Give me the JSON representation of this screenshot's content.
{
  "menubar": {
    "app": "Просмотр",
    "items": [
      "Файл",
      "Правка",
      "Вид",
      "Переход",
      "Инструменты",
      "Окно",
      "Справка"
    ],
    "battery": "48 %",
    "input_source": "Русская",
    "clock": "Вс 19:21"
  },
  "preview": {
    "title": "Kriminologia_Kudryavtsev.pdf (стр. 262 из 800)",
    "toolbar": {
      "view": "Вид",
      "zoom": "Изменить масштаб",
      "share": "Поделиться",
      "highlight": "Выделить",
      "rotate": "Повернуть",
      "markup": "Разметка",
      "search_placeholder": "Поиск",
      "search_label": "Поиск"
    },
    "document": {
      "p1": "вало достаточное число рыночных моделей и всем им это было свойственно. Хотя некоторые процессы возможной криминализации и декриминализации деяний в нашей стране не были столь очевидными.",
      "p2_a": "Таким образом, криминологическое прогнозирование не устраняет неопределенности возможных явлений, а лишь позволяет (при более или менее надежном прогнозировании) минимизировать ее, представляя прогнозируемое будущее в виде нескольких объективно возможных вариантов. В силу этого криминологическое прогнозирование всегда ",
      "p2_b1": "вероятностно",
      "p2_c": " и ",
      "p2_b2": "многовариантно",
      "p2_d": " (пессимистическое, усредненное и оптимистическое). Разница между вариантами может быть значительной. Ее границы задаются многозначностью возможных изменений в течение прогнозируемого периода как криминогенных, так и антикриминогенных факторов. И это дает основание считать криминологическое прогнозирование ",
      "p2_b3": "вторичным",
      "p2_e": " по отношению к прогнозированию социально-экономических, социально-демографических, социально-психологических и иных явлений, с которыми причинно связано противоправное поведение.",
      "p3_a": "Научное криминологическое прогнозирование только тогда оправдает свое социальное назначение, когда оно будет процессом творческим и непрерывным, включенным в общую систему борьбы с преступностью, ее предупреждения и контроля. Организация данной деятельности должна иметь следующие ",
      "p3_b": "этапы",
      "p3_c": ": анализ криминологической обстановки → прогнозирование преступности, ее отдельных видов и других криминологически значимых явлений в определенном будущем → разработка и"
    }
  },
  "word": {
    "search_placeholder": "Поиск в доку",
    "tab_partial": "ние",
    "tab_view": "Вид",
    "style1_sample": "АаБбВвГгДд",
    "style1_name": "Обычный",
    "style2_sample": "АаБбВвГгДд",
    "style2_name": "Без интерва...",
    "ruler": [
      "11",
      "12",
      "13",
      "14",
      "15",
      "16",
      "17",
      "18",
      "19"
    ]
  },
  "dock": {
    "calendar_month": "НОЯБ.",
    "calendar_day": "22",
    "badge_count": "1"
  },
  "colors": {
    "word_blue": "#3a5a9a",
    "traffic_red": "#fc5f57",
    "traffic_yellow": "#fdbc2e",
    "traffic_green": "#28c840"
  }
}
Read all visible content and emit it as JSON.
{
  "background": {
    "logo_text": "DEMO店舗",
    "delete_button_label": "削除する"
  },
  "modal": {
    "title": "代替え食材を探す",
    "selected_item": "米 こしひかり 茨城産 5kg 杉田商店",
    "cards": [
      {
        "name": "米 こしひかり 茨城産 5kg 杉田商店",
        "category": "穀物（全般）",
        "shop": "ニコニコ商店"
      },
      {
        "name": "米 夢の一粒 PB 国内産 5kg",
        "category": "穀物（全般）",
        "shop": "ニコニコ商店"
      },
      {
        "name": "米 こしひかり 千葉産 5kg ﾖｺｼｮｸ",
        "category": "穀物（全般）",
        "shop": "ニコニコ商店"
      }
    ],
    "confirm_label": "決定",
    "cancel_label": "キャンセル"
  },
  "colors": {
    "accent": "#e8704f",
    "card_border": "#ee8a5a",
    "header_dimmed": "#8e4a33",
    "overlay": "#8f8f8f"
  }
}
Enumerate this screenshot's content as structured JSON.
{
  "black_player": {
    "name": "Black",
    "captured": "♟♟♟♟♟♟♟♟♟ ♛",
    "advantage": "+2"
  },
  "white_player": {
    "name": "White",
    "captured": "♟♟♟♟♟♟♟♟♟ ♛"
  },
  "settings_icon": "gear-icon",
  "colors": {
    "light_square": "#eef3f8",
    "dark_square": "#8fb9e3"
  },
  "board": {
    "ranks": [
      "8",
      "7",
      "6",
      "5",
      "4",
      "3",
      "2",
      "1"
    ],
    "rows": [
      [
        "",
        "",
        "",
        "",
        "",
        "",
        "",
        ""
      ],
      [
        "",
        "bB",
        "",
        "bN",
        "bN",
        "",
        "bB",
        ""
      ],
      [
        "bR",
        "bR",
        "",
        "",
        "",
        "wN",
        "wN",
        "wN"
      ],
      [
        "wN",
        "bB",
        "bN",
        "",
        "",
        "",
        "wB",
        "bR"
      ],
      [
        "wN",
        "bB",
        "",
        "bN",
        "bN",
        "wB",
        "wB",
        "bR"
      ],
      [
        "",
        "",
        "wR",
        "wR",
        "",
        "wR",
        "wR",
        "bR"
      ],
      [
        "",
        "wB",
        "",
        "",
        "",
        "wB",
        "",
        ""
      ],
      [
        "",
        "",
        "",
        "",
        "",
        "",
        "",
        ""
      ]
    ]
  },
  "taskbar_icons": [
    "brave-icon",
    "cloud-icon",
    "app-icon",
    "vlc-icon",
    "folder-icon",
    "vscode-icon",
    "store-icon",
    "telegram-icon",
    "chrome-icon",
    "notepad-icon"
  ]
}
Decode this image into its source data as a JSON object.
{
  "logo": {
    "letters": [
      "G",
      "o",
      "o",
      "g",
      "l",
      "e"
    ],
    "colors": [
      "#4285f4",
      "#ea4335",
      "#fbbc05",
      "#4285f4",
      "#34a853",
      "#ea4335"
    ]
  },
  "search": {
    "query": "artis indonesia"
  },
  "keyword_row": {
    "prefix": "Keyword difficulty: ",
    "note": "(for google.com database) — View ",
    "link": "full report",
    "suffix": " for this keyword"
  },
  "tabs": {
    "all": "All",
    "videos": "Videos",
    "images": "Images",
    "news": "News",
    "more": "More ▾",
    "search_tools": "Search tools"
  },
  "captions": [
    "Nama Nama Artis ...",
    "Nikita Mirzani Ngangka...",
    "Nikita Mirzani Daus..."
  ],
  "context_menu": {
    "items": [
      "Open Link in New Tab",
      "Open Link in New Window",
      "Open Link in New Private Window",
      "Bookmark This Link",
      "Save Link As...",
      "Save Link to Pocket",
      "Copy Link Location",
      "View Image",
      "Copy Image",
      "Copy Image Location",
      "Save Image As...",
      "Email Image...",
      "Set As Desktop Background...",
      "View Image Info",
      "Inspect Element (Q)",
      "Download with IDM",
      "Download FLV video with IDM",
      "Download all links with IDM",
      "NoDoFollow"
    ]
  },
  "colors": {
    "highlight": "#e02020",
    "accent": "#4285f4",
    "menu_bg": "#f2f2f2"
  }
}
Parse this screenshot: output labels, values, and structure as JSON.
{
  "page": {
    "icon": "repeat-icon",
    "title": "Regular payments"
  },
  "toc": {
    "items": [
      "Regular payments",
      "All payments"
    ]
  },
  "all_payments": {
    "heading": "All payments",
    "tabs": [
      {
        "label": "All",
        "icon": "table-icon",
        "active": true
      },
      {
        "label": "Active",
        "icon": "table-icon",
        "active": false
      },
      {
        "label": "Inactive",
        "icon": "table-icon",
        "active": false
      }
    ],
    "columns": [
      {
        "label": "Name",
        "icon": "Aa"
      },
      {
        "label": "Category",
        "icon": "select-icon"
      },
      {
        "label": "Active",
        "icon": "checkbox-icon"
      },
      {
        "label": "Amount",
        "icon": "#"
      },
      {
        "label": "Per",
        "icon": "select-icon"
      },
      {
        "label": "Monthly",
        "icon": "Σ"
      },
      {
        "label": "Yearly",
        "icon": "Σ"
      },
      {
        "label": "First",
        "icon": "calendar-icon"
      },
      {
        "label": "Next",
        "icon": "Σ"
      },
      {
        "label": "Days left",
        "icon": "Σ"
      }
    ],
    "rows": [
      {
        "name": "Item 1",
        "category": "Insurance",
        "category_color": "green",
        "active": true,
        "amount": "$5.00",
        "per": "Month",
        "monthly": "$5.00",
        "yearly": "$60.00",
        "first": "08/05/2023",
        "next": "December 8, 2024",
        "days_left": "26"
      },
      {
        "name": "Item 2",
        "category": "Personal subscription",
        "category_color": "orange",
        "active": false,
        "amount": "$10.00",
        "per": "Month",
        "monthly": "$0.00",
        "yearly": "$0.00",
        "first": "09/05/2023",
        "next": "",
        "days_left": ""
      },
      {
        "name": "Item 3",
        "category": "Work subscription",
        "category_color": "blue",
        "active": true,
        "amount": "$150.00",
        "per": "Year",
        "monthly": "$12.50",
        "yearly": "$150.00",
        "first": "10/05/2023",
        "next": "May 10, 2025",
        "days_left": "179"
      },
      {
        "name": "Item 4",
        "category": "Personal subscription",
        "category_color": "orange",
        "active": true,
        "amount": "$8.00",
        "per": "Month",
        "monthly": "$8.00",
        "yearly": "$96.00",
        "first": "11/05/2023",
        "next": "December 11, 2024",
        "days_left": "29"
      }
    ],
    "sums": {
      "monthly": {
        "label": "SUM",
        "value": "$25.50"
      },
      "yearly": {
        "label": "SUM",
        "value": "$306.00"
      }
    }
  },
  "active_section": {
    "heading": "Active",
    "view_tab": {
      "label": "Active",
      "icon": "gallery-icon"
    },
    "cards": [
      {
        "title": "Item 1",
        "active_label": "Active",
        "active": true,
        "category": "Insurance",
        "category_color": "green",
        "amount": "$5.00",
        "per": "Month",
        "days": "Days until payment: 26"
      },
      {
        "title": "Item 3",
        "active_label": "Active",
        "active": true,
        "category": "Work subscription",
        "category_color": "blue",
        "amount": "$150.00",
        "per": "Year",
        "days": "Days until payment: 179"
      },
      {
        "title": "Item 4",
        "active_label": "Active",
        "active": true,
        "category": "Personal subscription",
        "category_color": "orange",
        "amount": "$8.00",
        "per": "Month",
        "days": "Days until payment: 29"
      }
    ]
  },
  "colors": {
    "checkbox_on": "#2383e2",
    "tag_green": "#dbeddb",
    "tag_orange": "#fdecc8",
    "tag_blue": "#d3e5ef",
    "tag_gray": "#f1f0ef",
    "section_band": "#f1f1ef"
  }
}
..............................
Given task: Every line of the listing that holds "until" should be found and copied.

The reply:
        "days": "Days until payment: 26"
        "days": "Days until payment: 179"
        "days": "Days until payment: 29"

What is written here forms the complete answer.